What the task requires:
Locate each line holding the string "title" and copy it.

++++++++++

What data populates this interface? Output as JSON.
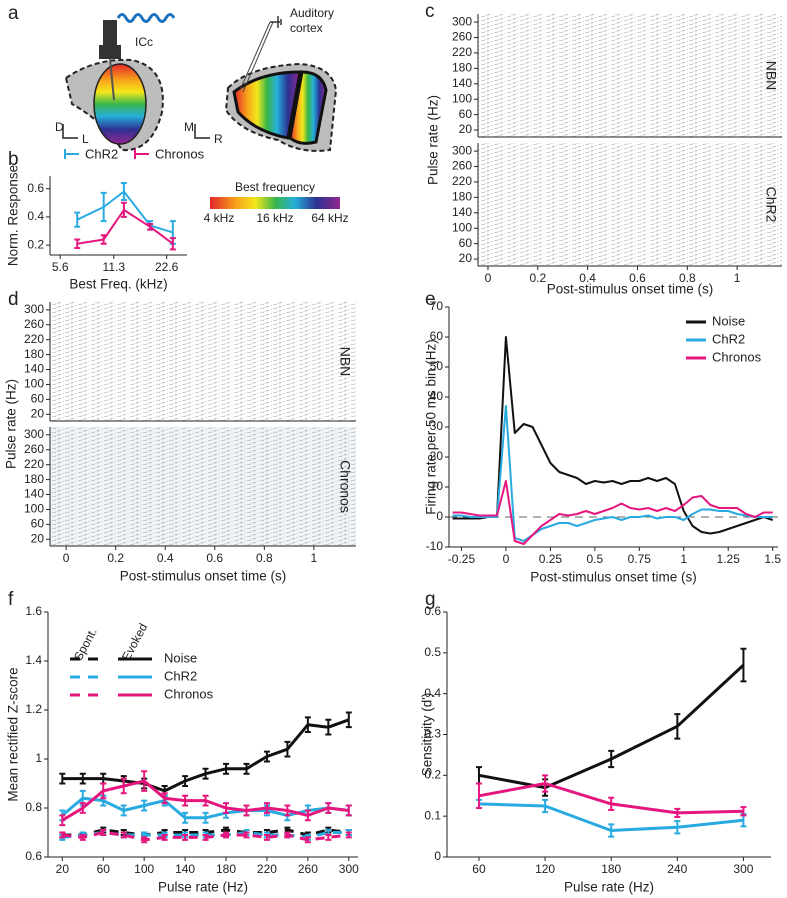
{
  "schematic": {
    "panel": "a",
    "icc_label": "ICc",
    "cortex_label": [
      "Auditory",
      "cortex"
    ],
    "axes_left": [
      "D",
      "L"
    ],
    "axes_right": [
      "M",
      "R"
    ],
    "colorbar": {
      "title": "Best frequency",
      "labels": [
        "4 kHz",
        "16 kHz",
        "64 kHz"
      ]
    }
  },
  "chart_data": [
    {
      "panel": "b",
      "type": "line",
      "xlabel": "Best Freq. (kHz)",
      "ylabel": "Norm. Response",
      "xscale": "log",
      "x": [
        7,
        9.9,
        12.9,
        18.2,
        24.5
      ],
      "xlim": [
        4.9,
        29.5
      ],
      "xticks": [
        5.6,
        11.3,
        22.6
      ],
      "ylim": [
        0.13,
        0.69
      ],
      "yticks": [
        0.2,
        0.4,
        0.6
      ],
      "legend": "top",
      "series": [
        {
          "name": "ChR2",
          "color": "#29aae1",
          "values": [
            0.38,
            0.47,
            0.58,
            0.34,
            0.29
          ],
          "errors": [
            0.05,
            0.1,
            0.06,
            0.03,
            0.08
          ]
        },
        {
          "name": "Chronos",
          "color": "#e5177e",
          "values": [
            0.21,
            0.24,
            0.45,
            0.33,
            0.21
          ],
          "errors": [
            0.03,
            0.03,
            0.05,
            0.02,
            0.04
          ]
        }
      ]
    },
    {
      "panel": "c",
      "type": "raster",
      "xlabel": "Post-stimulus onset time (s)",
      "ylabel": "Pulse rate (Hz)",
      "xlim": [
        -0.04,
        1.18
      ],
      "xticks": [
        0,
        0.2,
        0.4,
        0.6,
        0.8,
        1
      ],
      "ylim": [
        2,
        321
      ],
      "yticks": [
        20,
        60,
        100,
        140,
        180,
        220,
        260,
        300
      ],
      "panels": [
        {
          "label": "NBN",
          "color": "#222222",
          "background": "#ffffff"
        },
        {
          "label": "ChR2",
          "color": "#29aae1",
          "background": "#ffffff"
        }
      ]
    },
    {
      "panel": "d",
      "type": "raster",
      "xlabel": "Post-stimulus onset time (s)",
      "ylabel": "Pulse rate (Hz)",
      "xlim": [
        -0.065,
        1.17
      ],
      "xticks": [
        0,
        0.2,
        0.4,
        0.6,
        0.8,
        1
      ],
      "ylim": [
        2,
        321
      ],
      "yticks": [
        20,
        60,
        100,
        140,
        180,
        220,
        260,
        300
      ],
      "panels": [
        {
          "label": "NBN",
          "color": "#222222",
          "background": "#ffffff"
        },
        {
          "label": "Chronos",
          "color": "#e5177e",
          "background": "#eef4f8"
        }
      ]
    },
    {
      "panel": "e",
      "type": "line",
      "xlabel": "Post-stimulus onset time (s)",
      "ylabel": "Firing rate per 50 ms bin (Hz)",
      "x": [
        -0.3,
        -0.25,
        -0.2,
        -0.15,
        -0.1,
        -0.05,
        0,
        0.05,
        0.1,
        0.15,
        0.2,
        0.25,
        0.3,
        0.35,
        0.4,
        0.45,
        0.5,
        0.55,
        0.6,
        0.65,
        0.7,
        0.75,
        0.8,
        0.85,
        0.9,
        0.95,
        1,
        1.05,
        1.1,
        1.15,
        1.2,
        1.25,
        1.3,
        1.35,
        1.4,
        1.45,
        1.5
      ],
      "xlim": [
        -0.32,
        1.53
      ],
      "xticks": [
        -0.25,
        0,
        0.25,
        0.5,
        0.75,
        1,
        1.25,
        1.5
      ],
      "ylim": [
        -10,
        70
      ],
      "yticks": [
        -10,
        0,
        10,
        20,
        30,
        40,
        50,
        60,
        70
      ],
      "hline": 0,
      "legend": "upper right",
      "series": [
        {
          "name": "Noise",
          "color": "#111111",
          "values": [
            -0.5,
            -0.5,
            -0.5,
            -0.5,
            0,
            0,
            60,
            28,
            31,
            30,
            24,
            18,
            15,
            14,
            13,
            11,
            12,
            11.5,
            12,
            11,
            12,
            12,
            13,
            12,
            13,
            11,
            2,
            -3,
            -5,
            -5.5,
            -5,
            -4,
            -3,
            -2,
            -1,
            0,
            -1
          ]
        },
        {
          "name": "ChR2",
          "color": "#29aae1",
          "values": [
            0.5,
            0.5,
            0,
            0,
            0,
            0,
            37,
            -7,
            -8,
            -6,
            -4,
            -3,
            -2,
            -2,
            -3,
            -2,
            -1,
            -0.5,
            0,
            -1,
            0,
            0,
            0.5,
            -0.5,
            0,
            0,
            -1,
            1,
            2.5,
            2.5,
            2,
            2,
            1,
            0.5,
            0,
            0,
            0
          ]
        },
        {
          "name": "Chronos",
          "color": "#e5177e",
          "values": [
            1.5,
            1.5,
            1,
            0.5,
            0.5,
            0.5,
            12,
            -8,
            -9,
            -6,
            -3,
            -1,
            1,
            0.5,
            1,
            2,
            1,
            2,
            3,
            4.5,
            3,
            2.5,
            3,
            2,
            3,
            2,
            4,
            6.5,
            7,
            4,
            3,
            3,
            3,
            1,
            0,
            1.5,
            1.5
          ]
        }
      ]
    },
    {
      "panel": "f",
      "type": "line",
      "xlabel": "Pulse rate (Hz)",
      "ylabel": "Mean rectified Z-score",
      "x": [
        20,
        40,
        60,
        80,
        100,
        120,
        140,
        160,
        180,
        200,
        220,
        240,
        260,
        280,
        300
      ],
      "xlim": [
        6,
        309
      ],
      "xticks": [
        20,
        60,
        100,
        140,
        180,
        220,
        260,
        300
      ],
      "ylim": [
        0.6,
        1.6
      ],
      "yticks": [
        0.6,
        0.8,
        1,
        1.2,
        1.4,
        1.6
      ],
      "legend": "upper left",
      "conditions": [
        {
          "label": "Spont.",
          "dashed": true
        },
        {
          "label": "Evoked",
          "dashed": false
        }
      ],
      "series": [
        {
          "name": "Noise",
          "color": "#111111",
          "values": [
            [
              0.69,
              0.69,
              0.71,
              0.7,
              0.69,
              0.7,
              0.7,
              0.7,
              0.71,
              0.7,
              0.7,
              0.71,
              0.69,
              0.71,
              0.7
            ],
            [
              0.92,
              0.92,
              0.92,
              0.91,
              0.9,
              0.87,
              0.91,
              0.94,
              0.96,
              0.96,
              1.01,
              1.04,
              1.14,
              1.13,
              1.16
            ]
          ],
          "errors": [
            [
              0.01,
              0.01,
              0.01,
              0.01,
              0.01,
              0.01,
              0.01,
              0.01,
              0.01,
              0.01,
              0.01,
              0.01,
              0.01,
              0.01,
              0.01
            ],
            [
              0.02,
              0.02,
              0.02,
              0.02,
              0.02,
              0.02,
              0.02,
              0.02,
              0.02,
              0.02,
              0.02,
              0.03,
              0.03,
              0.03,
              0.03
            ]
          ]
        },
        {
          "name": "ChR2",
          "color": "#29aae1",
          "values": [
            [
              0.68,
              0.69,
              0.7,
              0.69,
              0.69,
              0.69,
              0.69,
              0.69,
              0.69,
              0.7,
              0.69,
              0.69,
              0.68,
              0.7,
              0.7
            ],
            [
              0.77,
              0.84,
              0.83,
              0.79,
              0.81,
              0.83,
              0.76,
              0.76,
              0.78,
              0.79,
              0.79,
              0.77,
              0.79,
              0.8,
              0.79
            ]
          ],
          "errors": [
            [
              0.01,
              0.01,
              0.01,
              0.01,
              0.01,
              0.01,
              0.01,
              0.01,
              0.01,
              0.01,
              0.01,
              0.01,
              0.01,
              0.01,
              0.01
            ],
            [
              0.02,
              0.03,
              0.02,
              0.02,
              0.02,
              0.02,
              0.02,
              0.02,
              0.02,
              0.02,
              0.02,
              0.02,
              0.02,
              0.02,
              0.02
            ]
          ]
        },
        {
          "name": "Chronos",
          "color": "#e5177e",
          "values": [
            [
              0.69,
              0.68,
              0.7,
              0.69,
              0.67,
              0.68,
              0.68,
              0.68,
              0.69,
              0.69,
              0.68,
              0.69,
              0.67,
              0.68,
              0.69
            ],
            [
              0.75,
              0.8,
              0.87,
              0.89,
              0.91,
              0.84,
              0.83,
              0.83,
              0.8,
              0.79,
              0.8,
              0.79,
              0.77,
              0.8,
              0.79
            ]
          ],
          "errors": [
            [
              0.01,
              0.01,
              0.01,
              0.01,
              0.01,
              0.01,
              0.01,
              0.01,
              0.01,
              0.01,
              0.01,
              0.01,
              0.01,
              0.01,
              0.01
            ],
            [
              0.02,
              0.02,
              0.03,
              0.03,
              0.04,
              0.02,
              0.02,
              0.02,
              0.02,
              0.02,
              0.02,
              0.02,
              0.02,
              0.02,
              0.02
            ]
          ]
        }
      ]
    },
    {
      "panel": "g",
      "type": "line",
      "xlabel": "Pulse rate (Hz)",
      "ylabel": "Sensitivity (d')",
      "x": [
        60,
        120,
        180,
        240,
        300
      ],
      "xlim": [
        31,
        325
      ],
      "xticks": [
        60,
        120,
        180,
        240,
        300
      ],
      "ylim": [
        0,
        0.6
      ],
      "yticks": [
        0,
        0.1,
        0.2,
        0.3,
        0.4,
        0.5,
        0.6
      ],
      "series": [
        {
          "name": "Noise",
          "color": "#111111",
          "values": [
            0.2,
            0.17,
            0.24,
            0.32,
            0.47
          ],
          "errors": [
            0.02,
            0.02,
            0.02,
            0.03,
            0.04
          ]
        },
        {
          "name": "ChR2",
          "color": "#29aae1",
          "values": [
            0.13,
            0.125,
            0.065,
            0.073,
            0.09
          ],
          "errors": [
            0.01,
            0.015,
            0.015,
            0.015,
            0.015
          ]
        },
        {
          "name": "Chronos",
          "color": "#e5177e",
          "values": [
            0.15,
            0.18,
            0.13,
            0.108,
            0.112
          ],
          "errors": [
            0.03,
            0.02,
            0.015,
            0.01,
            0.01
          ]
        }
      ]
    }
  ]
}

++++++++++

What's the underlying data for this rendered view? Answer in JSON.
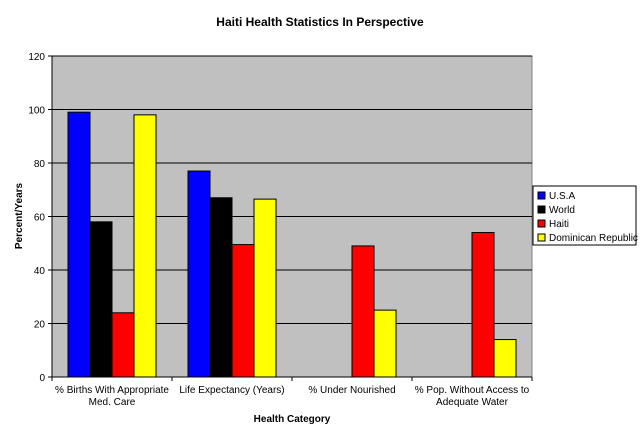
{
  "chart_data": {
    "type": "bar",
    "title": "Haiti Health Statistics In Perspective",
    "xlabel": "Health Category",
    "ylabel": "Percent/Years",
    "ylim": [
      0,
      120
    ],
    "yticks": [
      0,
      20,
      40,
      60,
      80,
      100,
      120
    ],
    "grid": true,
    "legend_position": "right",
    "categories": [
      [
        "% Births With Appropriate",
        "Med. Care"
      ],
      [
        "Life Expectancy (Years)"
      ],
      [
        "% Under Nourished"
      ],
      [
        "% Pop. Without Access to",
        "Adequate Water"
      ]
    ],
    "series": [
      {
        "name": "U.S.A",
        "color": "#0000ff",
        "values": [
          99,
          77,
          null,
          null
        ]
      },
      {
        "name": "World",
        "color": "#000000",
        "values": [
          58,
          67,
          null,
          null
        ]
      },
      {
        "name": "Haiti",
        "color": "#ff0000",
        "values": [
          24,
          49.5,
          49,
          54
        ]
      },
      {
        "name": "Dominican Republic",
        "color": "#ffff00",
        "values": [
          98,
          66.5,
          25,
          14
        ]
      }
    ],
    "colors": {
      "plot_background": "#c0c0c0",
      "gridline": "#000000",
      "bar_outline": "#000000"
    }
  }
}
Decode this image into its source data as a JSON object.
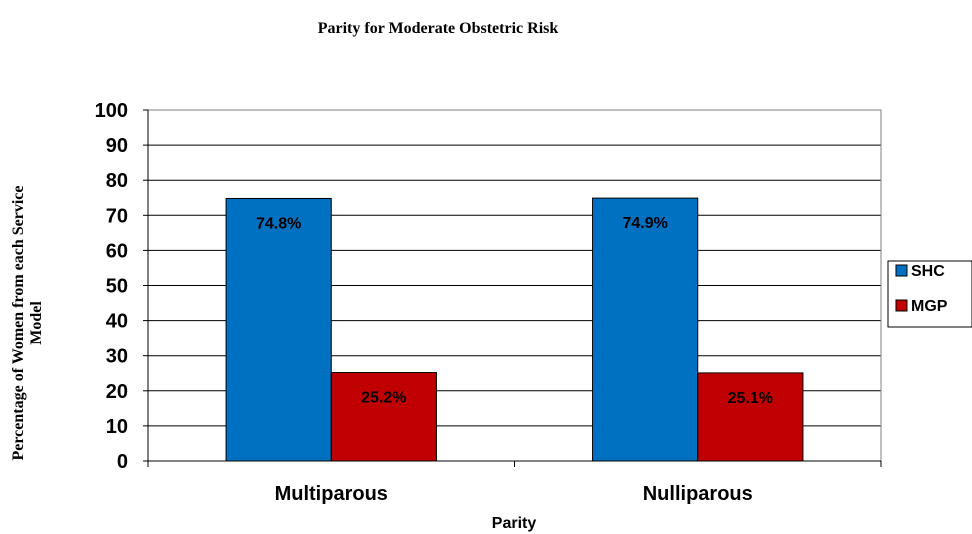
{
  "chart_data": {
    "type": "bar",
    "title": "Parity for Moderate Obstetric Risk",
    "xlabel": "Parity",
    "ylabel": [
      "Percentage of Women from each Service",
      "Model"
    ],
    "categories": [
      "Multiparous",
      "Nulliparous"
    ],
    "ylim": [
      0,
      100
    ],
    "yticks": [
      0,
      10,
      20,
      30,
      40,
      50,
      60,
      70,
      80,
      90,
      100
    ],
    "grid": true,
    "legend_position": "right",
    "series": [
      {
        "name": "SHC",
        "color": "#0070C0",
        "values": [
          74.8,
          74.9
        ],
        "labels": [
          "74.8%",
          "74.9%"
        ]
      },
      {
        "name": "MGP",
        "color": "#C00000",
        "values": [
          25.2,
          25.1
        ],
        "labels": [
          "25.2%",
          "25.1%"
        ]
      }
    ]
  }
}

++++++++++

Solved problem:
      "title": "Best frequency",
    "title": "Haiti Health Statistics In Perspective",
    "title": "Parity for Moderate Obstetric Risk",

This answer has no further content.